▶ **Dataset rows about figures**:
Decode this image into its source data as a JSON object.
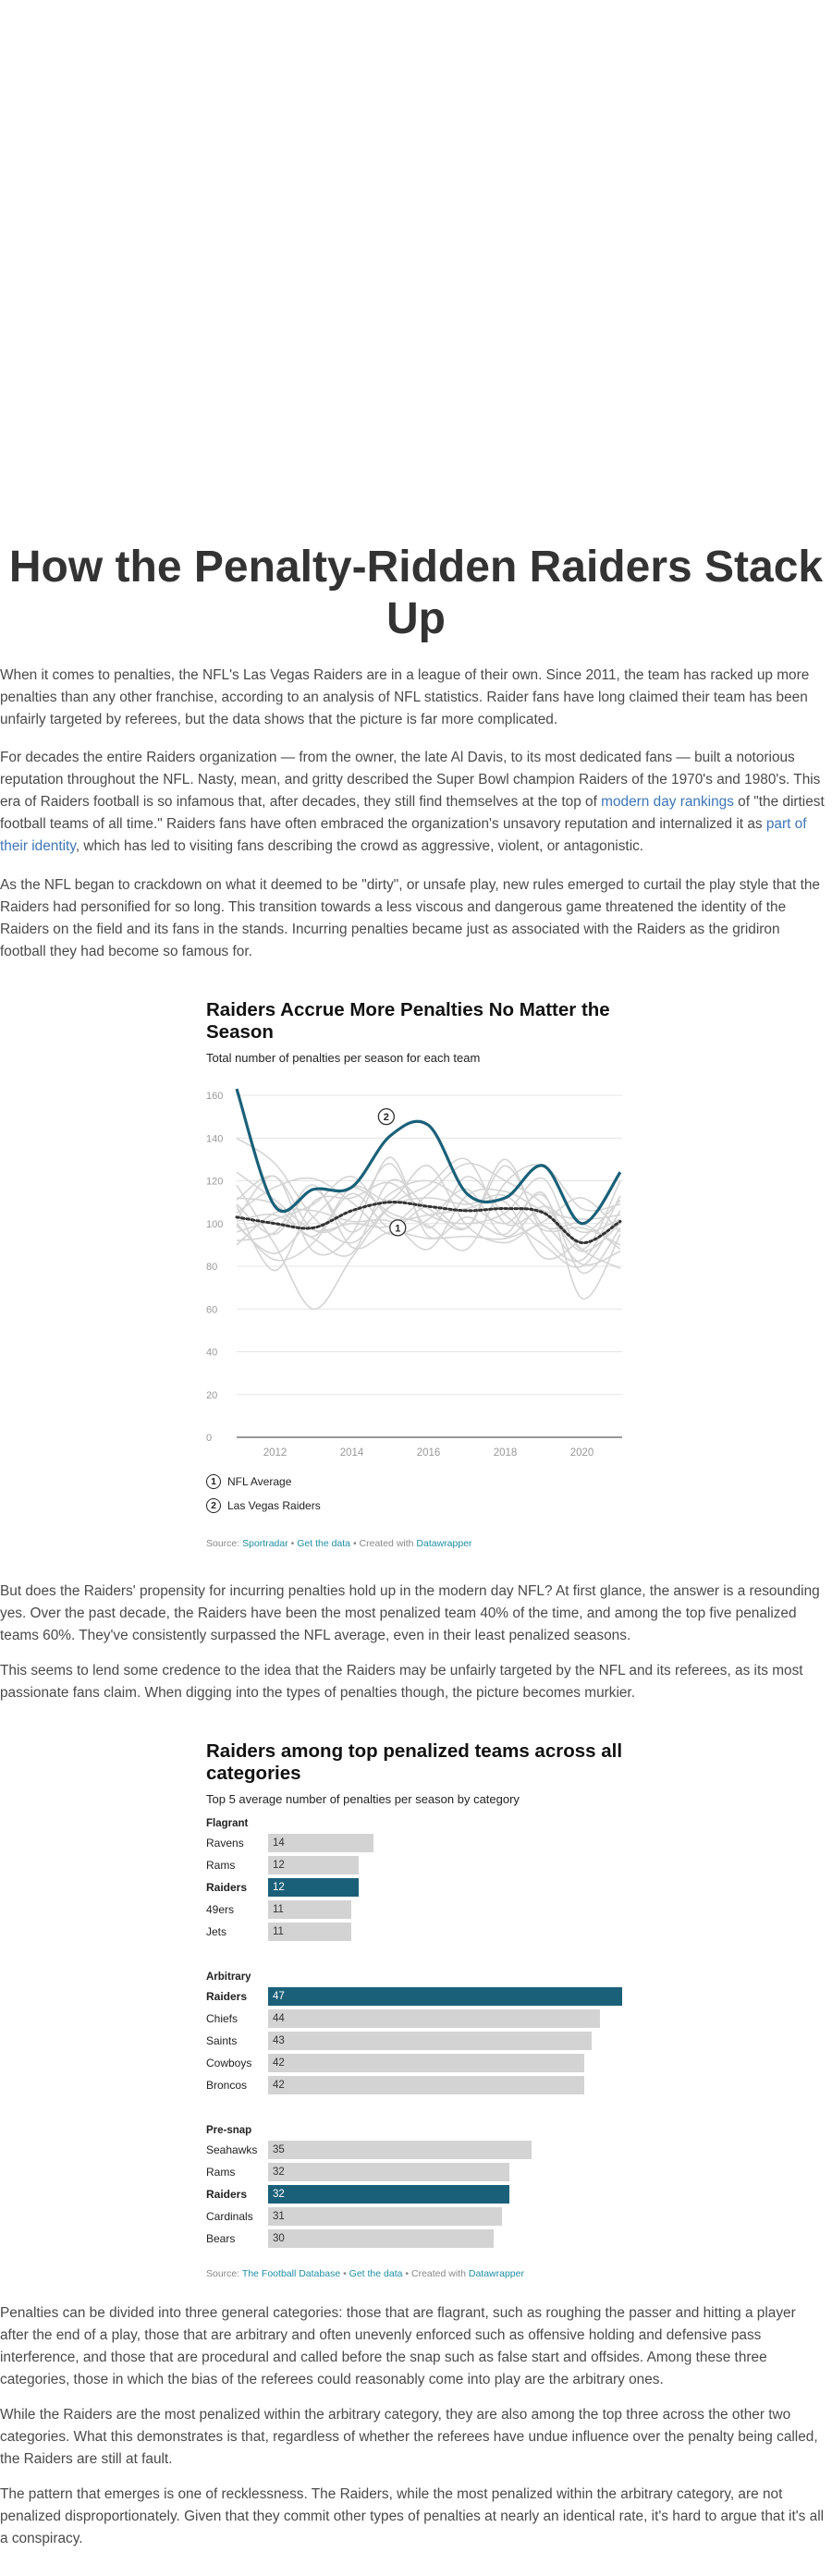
{
  "article": {
    "title": "How the Penalty-Ridden Raiders Stack Up",
    "p1": "When it comes to penalties, the NFL's Las Vegas Raiders are in a league of their own. Since 2011, the team has racked up more penalties than any other franchise, according to an analysis of NFL statistics. Raider fans have long claimed their team has been unfairly targeted by referees, but the data shows that the picture is far more complicated.",
    "p2_a": "For decades the entire Raiders organization — from the owner, the late Al Davis, to its most dedicated fans — built a notorious reputation throughout the NFL. Nasty, mean, and gritty described the Super Bowl champion Raiders of the 1970's and 1980's. This era of Raiders football is so infamous that, after decades, they still find themselves at the top of ",
    "p2_link1": "modern day rankings",
    "p2_b": " of \"the dirtiest football teams of all time.\" Raiders fans have often embraced the organization's unsavory reputation and internalized it as ",
    "p2_link2": "part of their identity",
    "p2_c": ", which has led to visiting fans describing the crowd as aggressive, violent, or antagonistic.",
    "p3": "As the NFL began to crackdown on what it deemed to be \"dirty\", or unsafe play, new rules emerged to curtail the play style that the Raiders had personified for so long. This transition towards a less viscous and dangerous game threatened the identity of the Raiders on the field and its fans in the stands. Incurring penalties became just as associated with the Raiders as the gridiron football they had become so famous for.",
    "p4": "But does the Raiders' propensity for incurring penalties hold up in the modern day NFL? At first glance, the answer is a resounding yes. Over the past decade, the Raiders have been the most penalized team 40% of the time, and among the top five penalized teams 60%. They've consistently surpassed the NFL average, even in their least penalized seasons.",
    "p5": "This seems to lend some credence to the idea that the Raiders may be unfairly targeted by the NFL and its referees, as its most passionate fans claim. When digging into the types of penalties though, the picture becomes murkier.",
    "p6": "Penalties can be divided into three general categories: those that are flagrant, such as roughing the passer and hitting a player after the end of a play, those that are arbitrary and often unevenly enforced such as offensive holding and defensive pass interference, and those that are procedural and called before the snap such as false start and offsides. Among these three categories, those in which the bias of the referees could reasonably come into play are the arbitrary ones.",
    "p7": "While the Raiders are the most penalized within the arbitrary category, they are also among the top three across the other two categories. What this demonstrates is that, regardless of whether the referees have undue influence over the penalty being called, the Raiders are still at fault.",
    "p8": "The pattern that emerges is one of recklessness. The Raiders, while the most penalized within the arbitrary category, are not penalized disproportionately. Given that they commit other types of penalties at nearly an identical rate, it's hard to argue that it's all a conspiracy."
  },
  "line_chart": {
    "title": "Raiders Accrue More Penalties No Matter the Season",
    "subtitle": "Total number of penalties per season for each team",
    "legend": [
      {
        "num": "1",
        "label": "NFL Average"
      },
      {
        "num": "2",
        "label": "Las Vegas Raiders"
      }
    ],
    "source_prefix": "Source: ",
    "source_name": "Sportradar",
    "get_data": "Get the data",
    "created_with": "Created with ",
    "tool": "Datawrapper",
    "colors": {
      "raiders": "#1a6079",
      "average": "#333333",
      "other": "#d4d4d4"
    }
  },
  "bar_chart": {
    "title": "Raiders among top penalized teams across all categories",
    "subtitle": "Top 5 average number of penalties per season by category",
    "source_prefix": "Source: ",
    "source_name": "The Football Database",
    "get_data": "Get the data",
    "created_with": "Created with ",
    "tool": "Datawrapper",
    "colors": {
      "highlight": "#1a6079",
      "other": "#d3d3d3"
    }
  },
  "chart_data": [
    {
      "type": "line",
      "title": "Raiders Accrue More Penalties No Matter the Season",
      "subtitle": "Total number of penalties per season for each team",
      "xlim": [
        2011,
        2021
      ],
      "x_ticks": [
        2012,
        2014,
        2016,
        2018,
        2020
      ],
      "ylim": [
        0,
        160
      ],
      "y_ticks": [
        0,
        20,
        40,
        60,
        80,
        100,
        120,
        140,
        160
      ],
      "grid": true,
      "x": [
        2011,
        2012,
        2013,
        2014,
        2015,
        2016,
        2017,
        2018,
        2019,
        2020,
        2021
      ],
      "series": [
        {
          "name": "Las Vegas Raiders",
          "values": [
            163,
            108,
            116,
            117,
            141,
            146,
            114,
            112,
            127,
            100,
            124
          ]
        },
        {
          "name": "NFL Average",
          "values": [
            103,
            100,
            98,
            106,
            110,
            108,
            106,
            107,
            105,
            91,
            101
          ]
        }
      ],
      "other_teams": [
        [
          118,
          90,
          60,
          84,
          108,
          118,
          130,
          100,
          105,
          87,
          100
        ],
        [
          111,
          122,
          97,
          103,
          128,
          98,
          122,
          104,
          90,
          80,
          106
        ],
        [
          109,
          95,
          116,
          96,
          114,
          120,
          110,
          100,
          113,
          77,
          98
        ],
        [
          99,
          86,
          103,
          117,
          105,
          99,
          88,
          119,
          127,
          107,
          109
        ],
        [
          140,
          128,
          103,
          91,
          108,
          112,
          109,
          113,
          97,
          98,
          90
        ],
        [
          105,
          117,
          121,
          110,
          95,
          102,
          116,
          94,
          108,
          96,
          102
        ],
        [
          100,
          83,
          91,
          114,
          98,
          108,
          98,
          127,
          99,
          100,
          88
        ],
        [
          102,
          122,
          87,
          95,
          131,
          94,
          103,
          95,
          114,
          65,
          95
        ],
        [
          96,
          102,
          109,
          122,
          103,
          104,
          107,
          110,
          84,
          93,
          111
        ],
        [
          124,
          111,
          97,
          100,
          99,
          114,
          128,
          120,
          109,
          88,
          79
        ],
        [
          92,
          96,
          118,
          89,
          96,
          93,
          94,
          93,
          101,
          112,
          96
        ],
        [
          108,
          78,
          110,
          112,
          119,
          104,
          100,
          105,
          121,
          88,
          120
        ],
        [
          112,
          109,
          94,
          117,
          111,
          127,
          99,
          91,
          99,
          81,
          87
        ],
        [
          90,
          105,
          106,
          101,
          101,
          88,
          113,
          115,
          106,
          102,
          104
        ],
        [
          101,
          104,
          93,
          86,
          120,
          107,
          98,
          130,
          95,
          83,
          113
        ]
      ],
      "annotations": [
        {
          "label": "2",
          "x": 2014.9,
          "y": 150
        },
        {
          "label": "1",
          "x": 2015.2,
          "y": 98
        }
      ]
    },
    {
      "type": "bar",
      "title": "Raiders among top penalized teams across all categories",
      "subtitle": "Top 5 average number of penalties per season by category",
      "xlim": [
        0,
        47
      ],
      "groups": [
        {
          "name": "Flagrant",
          "categories": [
            "Ravens",
            "Rams",
            "Raiders",
            "49ers",
            "Jets"
          ],
          "values": [
            14,
            12,
            12,
            11,
            11
          ],
          "highlight": [
            false,
            false,
            true,
            false,
            false
          ]
        },
        {
          "name": "Arbitrary",
          "categories": [
            "Raiders",
            "Chiefs",
            "Saints",
            "Cowboys",
            "Broncos"
          ],
          "values": [
            47,
            44,
            43,
            42,
            42
          ],
          "highlight": [
            true,
            false,
            false,
            false,
            false
          ]
        },
        {
          "name": "Pre-snap",
          "categories": [
            "Seahawks",
            "Rams",
            "Raiders",
            "Cardinals",
            "Bears"
          ],
          "values": [
            35,
            32,
            32,
            31,
            30
          ],
          "highlight": [
            false,
            false,
            true,
            false,
            false
          ]
        }
      ]
    }
  ]
}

▶ **STATED EXERCISE**: Make a verbatim copy of all the entries and strip out the pictures.

▶ **ANSWER TO THIS PROBLEM**:
Decode this image into its source data as a JSON object.
{
  "article": {
    "title": "How the Penalty-Ridden Raiders Stack Up",
    "p1": "When it comes to penalties, the NFL's Las Vegas Raiders are in a league of their own. Since 2011, the team has racked up more penalties than any other franchise, according to an analysis of NFL statistics. Raider fans have long claimed their team has been unfairly targeted by referees, but the data shows that the picture is far more complicated.",
    "p2_a": "For decades the entire Raiders organization — from the owner, the late Al Davis, to its most dedicated fans — built a notorious reputation throughout the NFL. Nasty, mean, and gritty described the Super Bowl champion Raiders of the 1970's and 1980's. This era of Raiders football is so infamous that, after decades, they still find themselves at the top of ",
    "p2_link1": "modern day rankings",
    "p2_b": " of \"the dirtiest football teams of all time.\" Raiders fans have often embraced the organization's unsavory reputation and internalized it as ",
    "p2_link2": "part of their identity",
    "p2_c": ", which has led to visiting fans describing the crowd as aggressive, violent, or antagonistic.",
    "p3": "As the NFL began to crackdown on what it deemed to be \"dirty\", or unsafe play, new rules emerged to curtail the play style that the Raiders had personified for so long. This transition towards a less viscous and dangerous game threatened the identity of the Raiders on the field and its fans in the stands. Incurring penalties became just as associated with the Raiders as the gridiron football they had become so famous for.",
    "p4": "But does the Raiders' propensity for incurring penalties hold up in the modern day NFL? At first glance, the answer is a resounding yes. Over the past decade, the Raiders have been the most penalized team 40% of the time, and among the top five penalized teams 60%. They've consistently surpassed the NFL average, even in their least penalized seasons.",
    "p5": "This seems to lend some credence to the idea that the Raiders may be unfairly targeted by the NFL and its referees, as its most passionate fans claim. When digging into the types of penalties though, the picture becomes murkier.",
    "p6": "Penalties can be divided into three general categories: those that are flagrant, such as roughing the passer and hitting a player after the end of a play, those that are arbitrary and often unevenly enforced such as offensive holding and defensive pass interference, and those that are procedural and called before the snap such as false start and offsides. Among these three categories, those in which the bias of the referees could reasonably come into play are the arbitrary ones.",
    "p7": "While the Raiders are the most penalized within the arbitrary category, they are also among the top three across the other two categories. What this demonstrates is that, regardless of whether the referees have undue influence over the penalty being called, the Raiders are still at fault.",
    "p8": "The pattern that emerges is one of recklessness. The Raiders, while the most penalized within the arbitrary category, are not penalized disproportionately. Given that they commit other types of penalties at nearly an identical rate, it's hard to argue that it's all a conspiracy."
  },
  "line_chart": {
    "title": "Raiders Accrue More Penalties No Matter the Season",
    "subtitle": "Total number of penalties per season for each team",
    "legend": [
      {
        "num": "1",
        "label": "NFL Average"
      },
      {
        "num": "2",
        "label": "Las Vegas Raiders"
      }
    ],
    "source_prefix": "Source: ",
    "source_name": "Sportradar",
    "get_data": "Get the data",
    "created_with": "Created with ",
    "tool": "Datawrapper",
    "colors": {
      "raiders": "#1a6079",
      "average": "#333333",
      "other": "#d4d4d4"
    }
  },
  "bar_chart": {
    "title": "Raiders among top penalized teams across all categories",
    "subtitle": "Top 5 average number of penalties per season by category",
    "source_prefix": "Source: ",
    "source_name": "The Football Database",
    "get_data": "Get the data",
    "created_with": "Created with ",
    "tool": "Datawrapper",
    "colors": {
      "highlight": "#1a6079",
      "other": "#d3d3d3"
    }
  },
  "chart_data": [
    {
      "type": "line",
      "title": "Raiders Accrue More Penalties No Matter the Season",
      "subtitle": "Total number of penalties per season for each team",
      "xlim": [
        2011,
        2021
      ],
      "x_ticks": [
        2012,
        2014,
        2016,
        2018,
        2020
      ],
      "ylim": [
        0,
        160
      ],
      "y_ticks": [
        0,
        20,
        40,
        60,
        80,
        100,
        120,
        140,
        160
      ],
      "grid": true,
      "x": [
        2011,
        2012,
        2013,
        2014,
        2015,
        2016,
        2017,
        2018,
        2019,
        2020,
        2021
      ],
      "series": [
        {
          "name": "Las Vegas Raiders",
          "values": [
            163,
            108,
            116,
            117,
            141,
            146,
            114,
            112,
            127,
            100,
            124
          ]
        },
        {
          "name": "NFL Average",
          "values": [
            103,
            100,
            98,
            106,
            110,
            108,
            106,
            107,
            105,
            91,
            101
          ]
        }
      ],
      "other_teams": [
        [
          118,
          90,
          60,
          84,
          108,
          118,
          130,
          100,
          105,
          87,
          100
        ],
        [
          111,
          122,
          97,
          103,
          128,
          98,
          122,
          104,
          90,
          80,
          106
        ],
        [
          109,
          95,
          116,
          96,
          114,
          120,
          110,
          100,
          113,
          77,
          98
        ],
        [
          99,
          86,
          103,
          117,
          105,
          99,
          88,
          119,
          127,
          107,
          109
        ],
        [
          140,
          128,
          103,
          91,
          108,
          112,
          109,
          113,
          97,
          98,
          90
        ],
        [
          105,
          117,
          121,
          110,
          95,
          102,
          116,
          94,
          108,
          96,
          102
        ],
        [
          100,
          83,
          91,
          114,
          98,
          108,
          98,
          127,
          99,
          100,
          88
        ],
        [
          102,
          122,
          87,
          95,
          131,
          94,
          103,
          95,
          114,
          65,
          95
        ],
        [
          96,
          102,
          109,
          122,
          103,
          104,
          107,
          110,
          84,
          93,
          111
        ],
        [
          124,
          111,
          97,
          100,
          99,
          114,
          128,
          120,
          109,
          88,
          79
        ],
        [
          92,
          96,
          118,
          89,
          96,
          93,
          94,
          93,
          101,
          112,
          96
        ],
        [
          108,
          78,
          110,
          112,
          119,
          104,
          100,
          105,
          121,
          88,
          120
        ],
        [
          112,
          109,
          94,
          117,
          111,
          127,
          99,
          91,
          99,
          81,
          87
        ],
        [
          90,
          105,
          106,
          101,
          101,
          88,
          113,
          115,
          106,
          102,
          104
        ],
        [
          101,
          104,
          93,
          86,
          120,
          107,
          98,
          130,
          95,
          83,
          113
        ]
      ],
      "annotations": [
        {
          "label": "2",
          "x": 2014.9,
          "y": 150
        },
        {
          "label": "1",
          "x": 2015.2,
          "y": 98
        }
      ]
    },
    {
      "type": "bar",
      "title": "Raiders among top penalized teams across all categories",
      "subtitle": "Top 5 average number of penalties per season by category",
      "xlim": [
        0,
        47
      ],
      "groups": [
        {
          "name": "Flagrant",
          "categories": [
            "Ravens",
            "Rams",
            "Raiders",
            "49ers",
            "Jets"
          ],
          "values": [
            14,
            12,
            12,
            11,
            11
          ],
          "highlight": [
            false,
            false,
            true,
            false,
            false
          ]
        },
        {
          "name": "Arbitrary",
          "categories": [
            "Raiders",
            "Chiefs",
            "Saints",
            "Cowboys",
            "Broncos"
          ],
          "values": [
            47,
            44,
            43,
            42,
            42
          ],
          "highlight": [
            true,
            false,
            false,
            false,
            false
          ]
        },
        {
          "name": "Pre-snap",
          "categories": [
            "Seahawks",
            "Rams",
            "Raiders",
            "Cardinals",
            "Bears"
          ],
          "values": [
            35,
            32,
            32,
            31,
            30
          ],
          "highlight": [
            false,
            false,
            true,
            false,
            false
          ]
        }
      ]
    }
  ]
}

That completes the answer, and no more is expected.